### PROBLEM TO WORK ON
Report how many lines in the records hold the string "Employment"; give the number and nothing else.

### INFORMATION SUPPLIED
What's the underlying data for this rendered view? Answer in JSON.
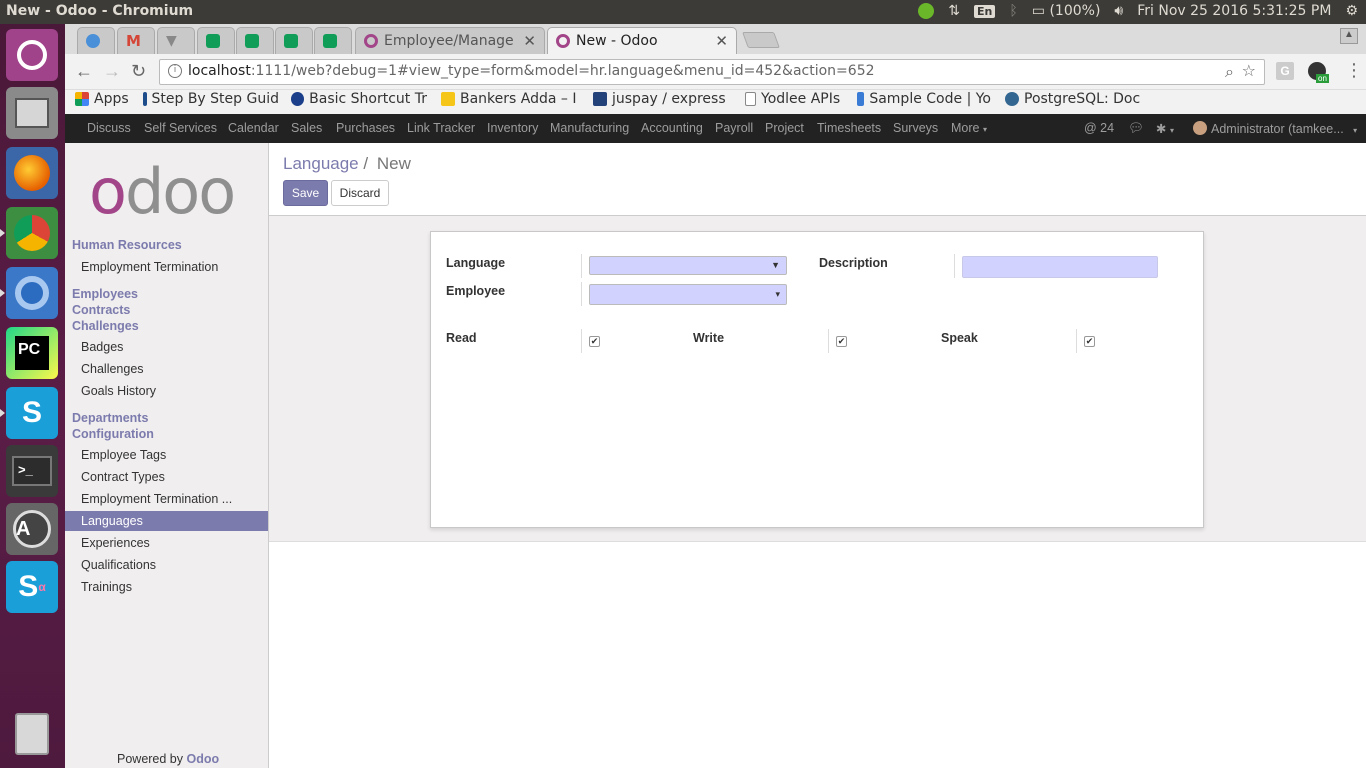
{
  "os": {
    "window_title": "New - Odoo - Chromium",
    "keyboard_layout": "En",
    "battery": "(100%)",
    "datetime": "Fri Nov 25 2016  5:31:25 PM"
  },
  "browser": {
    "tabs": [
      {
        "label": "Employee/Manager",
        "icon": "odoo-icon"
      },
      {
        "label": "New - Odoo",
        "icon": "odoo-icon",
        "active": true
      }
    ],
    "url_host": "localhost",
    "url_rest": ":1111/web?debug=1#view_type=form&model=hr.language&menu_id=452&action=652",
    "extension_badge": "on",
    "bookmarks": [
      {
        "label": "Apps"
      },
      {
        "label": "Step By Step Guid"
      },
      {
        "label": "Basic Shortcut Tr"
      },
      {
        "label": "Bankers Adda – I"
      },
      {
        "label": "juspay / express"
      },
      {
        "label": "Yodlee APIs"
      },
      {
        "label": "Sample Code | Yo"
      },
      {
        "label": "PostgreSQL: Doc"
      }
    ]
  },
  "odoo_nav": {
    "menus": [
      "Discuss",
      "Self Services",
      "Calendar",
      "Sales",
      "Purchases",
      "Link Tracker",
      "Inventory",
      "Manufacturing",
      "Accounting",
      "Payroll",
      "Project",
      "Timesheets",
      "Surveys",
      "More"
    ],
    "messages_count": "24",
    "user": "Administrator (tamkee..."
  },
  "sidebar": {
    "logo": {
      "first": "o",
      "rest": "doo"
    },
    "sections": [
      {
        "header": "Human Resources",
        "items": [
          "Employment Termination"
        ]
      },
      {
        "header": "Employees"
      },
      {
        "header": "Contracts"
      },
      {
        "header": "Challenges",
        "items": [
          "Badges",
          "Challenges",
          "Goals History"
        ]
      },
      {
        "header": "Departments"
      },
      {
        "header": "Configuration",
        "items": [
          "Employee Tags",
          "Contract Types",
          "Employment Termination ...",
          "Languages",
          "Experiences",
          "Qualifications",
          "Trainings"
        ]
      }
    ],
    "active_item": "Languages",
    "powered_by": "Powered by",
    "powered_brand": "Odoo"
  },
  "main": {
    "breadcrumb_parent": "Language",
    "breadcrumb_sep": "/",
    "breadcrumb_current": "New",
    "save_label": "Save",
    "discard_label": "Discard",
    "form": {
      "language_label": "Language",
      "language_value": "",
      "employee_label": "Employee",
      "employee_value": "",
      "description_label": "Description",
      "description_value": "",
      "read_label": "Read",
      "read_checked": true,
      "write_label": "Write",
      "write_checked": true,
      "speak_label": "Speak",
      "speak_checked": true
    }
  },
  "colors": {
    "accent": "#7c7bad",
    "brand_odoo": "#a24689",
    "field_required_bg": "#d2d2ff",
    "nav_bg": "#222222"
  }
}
* * *
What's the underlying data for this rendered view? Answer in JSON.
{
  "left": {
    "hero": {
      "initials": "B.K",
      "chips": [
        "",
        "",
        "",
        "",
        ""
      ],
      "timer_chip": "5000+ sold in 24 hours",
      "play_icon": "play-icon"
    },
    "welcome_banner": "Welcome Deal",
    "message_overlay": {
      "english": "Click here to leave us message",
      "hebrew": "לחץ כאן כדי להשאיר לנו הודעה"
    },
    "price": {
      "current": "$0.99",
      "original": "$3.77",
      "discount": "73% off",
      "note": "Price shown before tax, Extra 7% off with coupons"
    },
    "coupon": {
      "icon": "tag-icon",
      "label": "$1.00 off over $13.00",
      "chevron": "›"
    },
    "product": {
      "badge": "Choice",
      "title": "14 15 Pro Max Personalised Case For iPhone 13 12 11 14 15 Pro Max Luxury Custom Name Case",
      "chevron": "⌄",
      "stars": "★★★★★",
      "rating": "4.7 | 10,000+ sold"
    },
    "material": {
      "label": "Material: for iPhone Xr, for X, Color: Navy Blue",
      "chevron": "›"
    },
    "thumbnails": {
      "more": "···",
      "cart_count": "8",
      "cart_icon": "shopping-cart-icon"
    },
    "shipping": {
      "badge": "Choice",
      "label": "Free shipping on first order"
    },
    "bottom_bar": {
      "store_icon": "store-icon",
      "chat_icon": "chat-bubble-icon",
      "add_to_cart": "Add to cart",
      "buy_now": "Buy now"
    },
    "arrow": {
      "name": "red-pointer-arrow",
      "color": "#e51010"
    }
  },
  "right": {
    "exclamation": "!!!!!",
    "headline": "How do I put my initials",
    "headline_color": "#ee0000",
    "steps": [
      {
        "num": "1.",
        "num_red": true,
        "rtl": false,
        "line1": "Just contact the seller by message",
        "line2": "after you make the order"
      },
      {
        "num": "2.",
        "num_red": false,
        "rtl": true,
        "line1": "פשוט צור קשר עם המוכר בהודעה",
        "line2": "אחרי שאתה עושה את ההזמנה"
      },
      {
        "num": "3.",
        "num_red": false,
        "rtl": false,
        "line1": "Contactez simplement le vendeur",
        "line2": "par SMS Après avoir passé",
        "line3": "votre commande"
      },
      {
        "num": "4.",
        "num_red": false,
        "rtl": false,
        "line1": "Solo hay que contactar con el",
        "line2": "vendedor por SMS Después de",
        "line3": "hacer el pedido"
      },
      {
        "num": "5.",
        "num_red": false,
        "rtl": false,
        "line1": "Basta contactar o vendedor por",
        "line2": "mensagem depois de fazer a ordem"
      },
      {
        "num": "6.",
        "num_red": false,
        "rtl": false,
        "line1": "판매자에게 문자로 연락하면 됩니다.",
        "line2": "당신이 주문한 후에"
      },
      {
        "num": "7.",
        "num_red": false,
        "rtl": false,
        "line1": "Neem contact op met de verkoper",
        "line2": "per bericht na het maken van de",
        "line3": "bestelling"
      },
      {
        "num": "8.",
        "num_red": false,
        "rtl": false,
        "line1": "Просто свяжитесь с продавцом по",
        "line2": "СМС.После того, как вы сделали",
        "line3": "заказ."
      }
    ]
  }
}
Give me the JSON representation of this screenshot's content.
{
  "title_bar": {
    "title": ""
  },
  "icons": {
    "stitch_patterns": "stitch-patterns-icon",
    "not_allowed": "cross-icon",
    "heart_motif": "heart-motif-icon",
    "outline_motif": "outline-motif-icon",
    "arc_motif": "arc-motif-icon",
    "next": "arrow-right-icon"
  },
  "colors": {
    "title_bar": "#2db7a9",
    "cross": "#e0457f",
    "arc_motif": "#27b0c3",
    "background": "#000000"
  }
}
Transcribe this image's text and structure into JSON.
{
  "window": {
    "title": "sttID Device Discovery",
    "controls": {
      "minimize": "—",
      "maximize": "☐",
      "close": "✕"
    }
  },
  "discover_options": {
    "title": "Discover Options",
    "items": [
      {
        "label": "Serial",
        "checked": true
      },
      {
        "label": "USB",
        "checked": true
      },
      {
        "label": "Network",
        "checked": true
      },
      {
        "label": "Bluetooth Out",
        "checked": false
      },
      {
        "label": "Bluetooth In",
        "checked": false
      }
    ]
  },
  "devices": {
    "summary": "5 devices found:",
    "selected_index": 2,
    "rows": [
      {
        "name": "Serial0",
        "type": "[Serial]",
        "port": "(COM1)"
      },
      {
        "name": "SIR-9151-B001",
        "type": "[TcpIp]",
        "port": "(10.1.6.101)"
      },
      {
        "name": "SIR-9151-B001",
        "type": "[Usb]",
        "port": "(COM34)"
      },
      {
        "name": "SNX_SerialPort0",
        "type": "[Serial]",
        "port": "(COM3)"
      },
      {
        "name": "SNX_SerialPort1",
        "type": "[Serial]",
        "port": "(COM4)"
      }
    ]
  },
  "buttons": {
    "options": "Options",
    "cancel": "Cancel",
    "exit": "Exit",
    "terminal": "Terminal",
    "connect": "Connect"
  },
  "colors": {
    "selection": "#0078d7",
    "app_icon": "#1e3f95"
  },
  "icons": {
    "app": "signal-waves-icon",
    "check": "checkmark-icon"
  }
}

### EXERCISE RESULT
2